Can you quote the records below in full, word for word?

Stored items from a collection:
◆ ◆ ◆

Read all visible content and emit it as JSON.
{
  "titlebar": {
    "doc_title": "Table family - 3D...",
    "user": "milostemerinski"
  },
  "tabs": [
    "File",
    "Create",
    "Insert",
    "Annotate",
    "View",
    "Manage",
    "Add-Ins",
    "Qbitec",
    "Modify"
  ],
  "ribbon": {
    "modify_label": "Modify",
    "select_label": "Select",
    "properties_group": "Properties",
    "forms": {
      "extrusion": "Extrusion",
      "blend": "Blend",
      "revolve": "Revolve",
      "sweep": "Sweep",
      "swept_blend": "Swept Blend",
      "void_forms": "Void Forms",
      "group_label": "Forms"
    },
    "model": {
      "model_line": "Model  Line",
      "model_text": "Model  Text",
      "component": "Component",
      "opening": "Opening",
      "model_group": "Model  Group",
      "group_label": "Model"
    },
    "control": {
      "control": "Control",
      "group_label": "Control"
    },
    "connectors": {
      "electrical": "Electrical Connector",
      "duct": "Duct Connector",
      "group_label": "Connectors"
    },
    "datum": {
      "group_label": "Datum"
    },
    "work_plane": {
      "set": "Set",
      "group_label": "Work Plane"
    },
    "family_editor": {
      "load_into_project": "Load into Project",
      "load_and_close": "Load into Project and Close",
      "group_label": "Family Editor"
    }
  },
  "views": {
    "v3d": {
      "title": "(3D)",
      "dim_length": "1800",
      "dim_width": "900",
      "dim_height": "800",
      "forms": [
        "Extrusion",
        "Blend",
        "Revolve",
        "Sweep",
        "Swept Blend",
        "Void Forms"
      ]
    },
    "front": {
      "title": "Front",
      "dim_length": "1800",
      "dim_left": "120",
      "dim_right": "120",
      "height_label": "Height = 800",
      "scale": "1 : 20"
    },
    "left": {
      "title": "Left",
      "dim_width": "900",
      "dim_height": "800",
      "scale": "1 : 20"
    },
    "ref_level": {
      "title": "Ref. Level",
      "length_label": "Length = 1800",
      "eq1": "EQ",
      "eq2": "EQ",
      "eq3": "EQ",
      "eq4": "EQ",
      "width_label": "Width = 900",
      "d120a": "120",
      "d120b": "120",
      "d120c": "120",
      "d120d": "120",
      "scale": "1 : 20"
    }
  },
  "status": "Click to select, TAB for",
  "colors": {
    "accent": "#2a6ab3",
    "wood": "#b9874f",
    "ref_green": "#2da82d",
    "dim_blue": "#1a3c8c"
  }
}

◆ ◆ ◆

= RESPONSE TO THIS EXERCISE =
Read all visible content and emit it as JSON.
{
  "titlebar": {
    "doc_title": "Table family - 3D...",
    "user": "milostemerinski"
  },
  "tabs": [
    "File",
    "Create",
    "Insert",
    "Annotate",
    "View",
    "Manage",
    "Add-Ins",
    "Qbitec",
    "Modify"
  ],
  "ribbon": {
    "modify_label": "Modify",
    "select_label": "Select",
    "properties_group": "Properties",
    "forms": {
      "extrusion": "Extrusion",
      "blend": "Blend",
      "revolve": "Revolve",
      "sweep": "Sweep",
      "swept_blend": "Swept Blend",
      "void_forms": "Void Forms",
      "group_label": "Forms"
    },
    "model": {
      "model_line": "Model  Line",
      "model_text": "Model  Text",
      "component": "Component",
      "opening": "Opening",
      "model_group": "Model  Group",
      "group_label": "Model"
    },
    "control": {
      "control": "Control",
      "group_label": "Control"
    },
    "connectors": {
      "electrical": "Electrical Connector",
      "duct": "Duct Connector",
      "group_label": "Connectors"
    },
    "datum": {
      "group_label": "Datum"
    },
    "work_plane": {
      "set": "Set",
      "group_label": "Work Plane"
    },
    "family_editor": {
      "load_into_project": "Load into Project",
      "load_and_close": "Load into Project and Close",
      "group_label": "Family Editor"
    }
  },
  "views": {
    "v3d": {
      "title": "(3D)",
      "dim_length": "1800",
      "dim_width": "900",
      "dim_height": "800",
      "forms": [
        "Extrusion",
        "Blend",
        "Revolve",
        "Sweep",
        "Swept Blend",
        "Void Forms"
      ]
    },
    "front": {
      "title": "Front",
      "dim_length": "1800",
      "dim_left": "120",
      "dim_right": "120",
      "height_label": "Height = 800",
      "scale": "1 : 20"
    },
    "left": {
      "title": "Left",
      "dim_width": "900",
      "dim_height": "800",
      "scale": "1 : 20"
    },
    "ref_level": {
      "title": "Ref. Level",
      "length_label": "Length = 1800",
      "eq1": "EQ",
      "eq2": "EQ",
      "eq3": "EQ",
      "eq4": "EQ",
      "width_label": "Width = 900",
      "d120a": "120",
      "d120b": "120",
      "d120c": "120",
      "d120d": "120",
      "scale": "1 : 20"
    }
  },
  "status": "Click to select, TAB for",
  "colors": {
    "accent": "#2a6ab3",
    "wood": "#b9874f",
    "ref_green": "#2da82d",
    "dim_blue": "#1a3c8c"
  }
}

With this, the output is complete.